## BEGIN Data shown

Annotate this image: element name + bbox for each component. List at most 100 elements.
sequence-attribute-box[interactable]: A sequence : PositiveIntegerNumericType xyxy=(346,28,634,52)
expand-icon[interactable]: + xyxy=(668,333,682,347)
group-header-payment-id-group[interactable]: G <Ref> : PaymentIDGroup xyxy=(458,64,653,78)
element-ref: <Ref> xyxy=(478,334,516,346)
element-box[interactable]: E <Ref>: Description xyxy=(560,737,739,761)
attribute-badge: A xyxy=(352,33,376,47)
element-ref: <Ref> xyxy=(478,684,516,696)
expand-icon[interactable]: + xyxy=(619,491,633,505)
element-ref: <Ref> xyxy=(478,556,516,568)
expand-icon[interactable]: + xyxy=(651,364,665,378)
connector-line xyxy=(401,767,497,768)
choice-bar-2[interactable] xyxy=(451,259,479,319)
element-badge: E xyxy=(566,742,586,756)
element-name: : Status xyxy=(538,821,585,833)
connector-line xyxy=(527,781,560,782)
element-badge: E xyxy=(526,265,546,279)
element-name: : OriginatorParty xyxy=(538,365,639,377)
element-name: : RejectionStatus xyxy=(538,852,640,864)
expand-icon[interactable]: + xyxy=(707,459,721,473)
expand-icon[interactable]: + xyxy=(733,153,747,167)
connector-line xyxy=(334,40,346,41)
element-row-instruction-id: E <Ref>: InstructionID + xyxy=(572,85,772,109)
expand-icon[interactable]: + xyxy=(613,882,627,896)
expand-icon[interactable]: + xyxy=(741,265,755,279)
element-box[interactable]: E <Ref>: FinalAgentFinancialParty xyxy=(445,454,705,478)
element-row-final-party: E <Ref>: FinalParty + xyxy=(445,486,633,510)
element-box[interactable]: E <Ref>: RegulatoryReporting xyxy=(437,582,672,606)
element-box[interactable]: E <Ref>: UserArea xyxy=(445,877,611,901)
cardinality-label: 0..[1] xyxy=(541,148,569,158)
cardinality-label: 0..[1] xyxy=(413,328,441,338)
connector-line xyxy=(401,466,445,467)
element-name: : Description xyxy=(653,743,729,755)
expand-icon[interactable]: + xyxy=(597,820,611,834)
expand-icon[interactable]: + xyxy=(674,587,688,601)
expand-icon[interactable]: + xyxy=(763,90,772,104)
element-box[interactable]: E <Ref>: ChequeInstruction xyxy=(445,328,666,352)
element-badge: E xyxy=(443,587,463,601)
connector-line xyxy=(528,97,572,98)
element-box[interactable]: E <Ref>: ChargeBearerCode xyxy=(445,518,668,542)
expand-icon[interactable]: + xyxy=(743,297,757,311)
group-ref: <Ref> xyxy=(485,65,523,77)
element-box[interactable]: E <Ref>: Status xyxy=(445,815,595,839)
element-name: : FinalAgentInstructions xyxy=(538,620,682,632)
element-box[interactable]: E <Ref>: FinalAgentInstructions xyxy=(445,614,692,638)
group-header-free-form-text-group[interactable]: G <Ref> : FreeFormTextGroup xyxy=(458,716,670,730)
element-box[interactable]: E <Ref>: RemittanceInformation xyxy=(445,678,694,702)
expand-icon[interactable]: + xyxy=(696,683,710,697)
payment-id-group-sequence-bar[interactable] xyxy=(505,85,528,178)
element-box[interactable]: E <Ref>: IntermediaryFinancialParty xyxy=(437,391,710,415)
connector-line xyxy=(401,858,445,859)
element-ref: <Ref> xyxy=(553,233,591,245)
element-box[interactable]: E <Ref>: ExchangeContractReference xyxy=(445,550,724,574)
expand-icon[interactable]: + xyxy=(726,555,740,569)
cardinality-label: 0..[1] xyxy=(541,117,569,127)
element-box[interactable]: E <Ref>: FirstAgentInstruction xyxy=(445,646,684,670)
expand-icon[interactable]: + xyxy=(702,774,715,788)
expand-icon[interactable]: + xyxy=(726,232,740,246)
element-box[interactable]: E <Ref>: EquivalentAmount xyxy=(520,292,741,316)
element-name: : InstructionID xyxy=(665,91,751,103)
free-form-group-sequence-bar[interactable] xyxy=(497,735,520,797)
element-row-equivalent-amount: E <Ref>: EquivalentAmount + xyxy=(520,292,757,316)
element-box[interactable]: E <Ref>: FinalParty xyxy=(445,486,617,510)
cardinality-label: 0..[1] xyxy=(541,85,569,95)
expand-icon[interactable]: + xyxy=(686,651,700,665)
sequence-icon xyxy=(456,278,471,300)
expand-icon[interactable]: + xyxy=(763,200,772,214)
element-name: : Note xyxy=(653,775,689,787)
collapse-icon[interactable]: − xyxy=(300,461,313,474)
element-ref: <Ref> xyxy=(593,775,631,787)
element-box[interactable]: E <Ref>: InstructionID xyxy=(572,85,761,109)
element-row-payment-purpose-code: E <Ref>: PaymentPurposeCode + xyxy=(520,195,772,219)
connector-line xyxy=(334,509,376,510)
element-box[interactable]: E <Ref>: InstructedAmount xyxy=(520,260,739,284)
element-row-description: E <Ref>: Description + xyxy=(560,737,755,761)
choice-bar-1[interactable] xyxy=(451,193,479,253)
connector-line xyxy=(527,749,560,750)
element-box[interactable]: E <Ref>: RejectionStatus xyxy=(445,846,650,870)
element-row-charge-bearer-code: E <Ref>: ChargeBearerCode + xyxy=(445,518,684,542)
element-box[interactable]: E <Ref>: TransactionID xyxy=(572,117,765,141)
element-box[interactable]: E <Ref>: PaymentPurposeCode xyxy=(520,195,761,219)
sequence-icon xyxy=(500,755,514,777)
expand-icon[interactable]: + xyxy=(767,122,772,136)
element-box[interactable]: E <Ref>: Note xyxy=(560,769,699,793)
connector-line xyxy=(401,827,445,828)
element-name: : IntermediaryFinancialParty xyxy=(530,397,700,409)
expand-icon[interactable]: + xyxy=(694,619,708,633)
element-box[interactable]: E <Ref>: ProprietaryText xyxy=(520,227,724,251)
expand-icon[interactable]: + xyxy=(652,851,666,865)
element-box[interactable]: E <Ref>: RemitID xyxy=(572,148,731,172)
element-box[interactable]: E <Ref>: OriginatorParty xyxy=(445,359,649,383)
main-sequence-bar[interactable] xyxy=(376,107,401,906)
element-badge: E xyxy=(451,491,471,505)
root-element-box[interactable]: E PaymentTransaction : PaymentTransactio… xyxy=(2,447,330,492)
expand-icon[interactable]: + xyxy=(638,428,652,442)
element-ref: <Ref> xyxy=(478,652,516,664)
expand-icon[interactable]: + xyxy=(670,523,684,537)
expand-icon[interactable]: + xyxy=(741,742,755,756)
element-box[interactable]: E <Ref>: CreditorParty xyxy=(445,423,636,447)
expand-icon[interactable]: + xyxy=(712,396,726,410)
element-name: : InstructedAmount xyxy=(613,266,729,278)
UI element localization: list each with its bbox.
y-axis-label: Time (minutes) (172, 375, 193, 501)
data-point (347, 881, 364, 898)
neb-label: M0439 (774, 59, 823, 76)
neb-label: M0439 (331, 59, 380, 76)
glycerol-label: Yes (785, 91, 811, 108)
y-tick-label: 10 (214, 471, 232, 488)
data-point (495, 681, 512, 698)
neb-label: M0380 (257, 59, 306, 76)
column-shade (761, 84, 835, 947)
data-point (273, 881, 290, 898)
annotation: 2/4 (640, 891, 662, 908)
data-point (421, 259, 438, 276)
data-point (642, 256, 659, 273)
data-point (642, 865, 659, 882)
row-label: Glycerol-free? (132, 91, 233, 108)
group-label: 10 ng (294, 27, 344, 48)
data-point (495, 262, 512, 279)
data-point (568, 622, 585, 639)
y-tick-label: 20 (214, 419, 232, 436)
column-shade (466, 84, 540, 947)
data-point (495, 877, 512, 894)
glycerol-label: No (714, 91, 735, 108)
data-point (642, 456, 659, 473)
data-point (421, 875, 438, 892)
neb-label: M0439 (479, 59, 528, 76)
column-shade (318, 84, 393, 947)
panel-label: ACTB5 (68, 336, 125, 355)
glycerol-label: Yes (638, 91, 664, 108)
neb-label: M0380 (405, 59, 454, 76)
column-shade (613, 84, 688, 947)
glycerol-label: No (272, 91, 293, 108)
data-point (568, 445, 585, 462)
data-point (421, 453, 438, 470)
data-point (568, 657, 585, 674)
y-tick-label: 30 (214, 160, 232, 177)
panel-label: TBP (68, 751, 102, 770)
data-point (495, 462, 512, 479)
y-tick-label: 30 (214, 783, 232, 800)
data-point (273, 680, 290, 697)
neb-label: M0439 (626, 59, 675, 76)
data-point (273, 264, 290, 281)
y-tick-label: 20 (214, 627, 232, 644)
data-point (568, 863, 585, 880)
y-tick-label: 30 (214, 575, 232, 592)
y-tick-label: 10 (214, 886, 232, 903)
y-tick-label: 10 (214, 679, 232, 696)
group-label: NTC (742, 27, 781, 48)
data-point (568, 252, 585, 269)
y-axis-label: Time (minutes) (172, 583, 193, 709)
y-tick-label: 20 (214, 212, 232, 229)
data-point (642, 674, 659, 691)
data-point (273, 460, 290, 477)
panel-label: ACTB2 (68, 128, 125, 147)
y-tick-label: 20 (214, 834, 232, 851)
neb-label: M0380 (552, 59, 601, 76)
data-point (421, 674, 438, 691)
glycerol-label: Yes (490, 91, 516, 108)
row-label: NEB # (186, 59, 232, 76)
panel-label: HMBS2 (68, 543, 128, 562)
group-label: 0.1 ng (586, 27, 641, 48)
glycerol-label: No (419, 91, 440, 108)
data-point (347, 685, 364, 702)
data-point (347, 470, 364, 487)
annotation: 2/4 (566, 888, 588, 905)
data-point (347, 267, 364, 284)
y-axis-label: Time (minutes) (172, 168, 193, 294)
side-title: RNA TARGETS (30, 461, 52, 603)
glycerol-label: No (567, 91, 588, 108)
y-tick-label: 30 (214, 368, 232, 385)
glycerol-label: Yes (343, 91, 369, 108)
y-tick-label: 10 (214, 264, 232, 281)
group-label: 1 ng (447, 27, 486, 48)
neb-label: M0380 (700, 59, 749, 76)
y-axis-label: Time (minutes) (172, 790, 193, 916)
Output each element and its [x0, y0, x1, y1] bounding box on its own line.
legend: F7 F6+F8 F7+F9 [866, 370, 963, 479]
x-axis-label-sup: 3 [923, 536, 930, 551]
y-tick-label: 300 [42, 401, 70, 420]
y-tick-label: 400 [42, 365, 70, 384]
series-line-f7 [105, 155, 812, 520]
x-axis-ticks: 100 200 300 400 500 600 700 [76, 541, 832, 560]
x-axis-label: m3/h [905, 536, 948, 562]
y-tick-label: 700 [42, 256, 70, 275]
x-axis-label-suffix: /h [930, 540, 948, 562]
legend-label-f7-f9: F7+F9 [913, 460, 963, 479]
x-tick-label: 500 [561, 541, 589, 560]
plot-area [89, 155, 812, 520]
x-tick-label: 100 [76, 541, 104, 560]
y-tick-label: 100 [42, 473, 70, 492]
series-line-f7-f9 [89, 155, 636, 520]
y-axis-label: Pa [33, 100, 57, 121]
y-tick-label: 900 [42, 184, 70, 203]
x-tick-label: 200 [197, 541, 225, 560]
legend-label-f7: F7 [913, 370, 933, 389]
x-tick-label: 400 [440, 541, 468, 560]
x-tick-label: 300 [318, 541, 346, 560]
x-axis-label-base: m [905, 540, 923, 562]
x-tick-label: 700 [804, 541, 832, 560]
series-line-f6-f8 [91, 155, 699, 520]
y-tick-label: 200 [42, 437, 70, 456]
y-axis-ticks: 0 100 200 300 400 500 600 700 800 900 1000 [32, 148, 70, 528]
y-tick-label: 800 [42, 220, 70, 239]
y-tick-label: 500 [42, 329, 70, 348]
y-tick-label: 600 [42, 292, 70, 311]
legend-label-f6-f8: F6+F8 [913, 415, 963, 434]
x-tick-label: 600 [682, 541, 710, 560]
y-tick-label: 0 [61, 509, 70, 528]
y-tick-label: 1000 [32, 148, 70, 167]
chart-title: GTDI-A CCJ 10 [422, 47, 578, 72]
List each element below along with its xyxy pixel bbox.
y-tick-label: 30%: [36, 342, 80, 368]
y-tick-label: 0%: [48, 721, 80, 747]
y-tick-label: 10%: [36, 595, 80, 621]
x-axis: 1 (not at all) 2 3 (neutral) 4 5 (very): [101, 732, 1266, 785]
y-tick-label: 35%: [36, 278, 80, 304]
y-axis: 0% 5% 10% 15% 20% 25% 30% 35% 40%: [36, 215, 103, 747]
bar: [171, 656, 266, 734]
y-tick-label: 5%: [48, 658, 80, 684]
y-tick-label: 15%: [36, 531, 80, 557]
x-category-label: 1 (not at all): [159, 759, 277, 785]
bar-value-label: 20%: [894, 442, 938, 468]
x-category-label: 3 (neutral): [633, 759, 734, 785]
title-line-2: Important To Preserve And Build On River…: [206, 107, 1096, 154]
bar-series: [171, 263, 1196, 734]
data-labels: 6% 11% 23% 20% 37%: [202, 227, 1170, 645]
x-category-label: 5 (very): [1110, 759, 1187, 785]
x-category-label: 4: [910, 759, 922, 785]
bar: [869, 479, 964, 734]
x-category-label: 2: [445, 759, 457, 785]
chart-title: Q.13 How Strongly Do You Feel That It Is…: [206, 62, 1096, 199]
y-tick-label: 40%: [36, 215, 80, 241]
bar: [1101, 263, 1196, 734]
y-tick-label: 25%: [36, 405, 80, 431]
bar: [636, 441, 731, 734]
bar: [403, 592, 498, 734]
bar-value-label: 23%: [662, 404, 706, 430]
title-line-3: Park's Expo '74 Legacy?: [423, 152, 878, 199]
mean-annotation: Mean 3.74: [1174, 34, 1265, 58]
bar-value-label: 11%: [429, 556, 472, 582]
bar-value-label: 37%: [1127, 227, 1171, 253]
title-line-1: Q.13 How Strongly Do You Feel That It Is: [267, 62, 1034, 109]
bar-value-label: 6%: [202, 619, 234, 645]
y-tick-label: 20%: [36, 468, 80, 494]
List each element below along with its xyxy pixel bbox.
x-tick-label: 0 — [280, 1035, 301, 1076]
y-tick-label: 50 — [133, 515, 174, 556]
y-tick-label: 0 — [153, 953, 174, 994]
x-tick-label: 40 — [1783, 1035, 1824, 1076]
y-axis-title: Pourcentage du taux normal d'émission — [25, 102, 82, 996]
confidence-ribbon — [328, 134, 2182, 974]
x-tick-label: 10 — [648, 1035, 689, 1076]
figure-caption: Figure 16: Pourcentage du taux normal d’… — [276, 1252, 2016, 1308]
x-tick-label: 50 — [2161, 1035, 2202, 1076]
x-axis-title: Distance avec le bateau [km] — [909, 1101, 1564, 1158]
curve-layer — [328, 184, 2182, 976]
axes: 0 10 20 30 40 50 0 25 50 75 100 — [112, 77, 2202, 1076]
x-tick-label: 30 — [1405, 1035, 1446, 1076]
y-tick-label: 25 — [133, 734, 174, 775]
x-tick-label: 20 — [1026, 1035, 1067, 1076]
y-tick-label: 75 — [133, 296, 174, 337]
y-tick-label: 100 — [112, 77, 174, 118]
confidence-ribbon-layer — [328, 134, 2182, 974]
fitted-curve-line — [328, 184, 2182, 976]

## END Data shown

■ Objective ■
Write out the rows again word for word, starting at the first row and going through the row that contains "expand-icon[interactable]: + xyxy=(668,333,682,347)", with both ends included.

■ Solution for this exercise ■
Annotate this image: element name + bbox for each component. List at most 100 elements.
sequence-attribute-box[interactable]: A sequence : PositiveIntegerNumericType xyxy=(346,28,634,52)
expand-icon[interactable]: + xyxy=(668,333,682,347)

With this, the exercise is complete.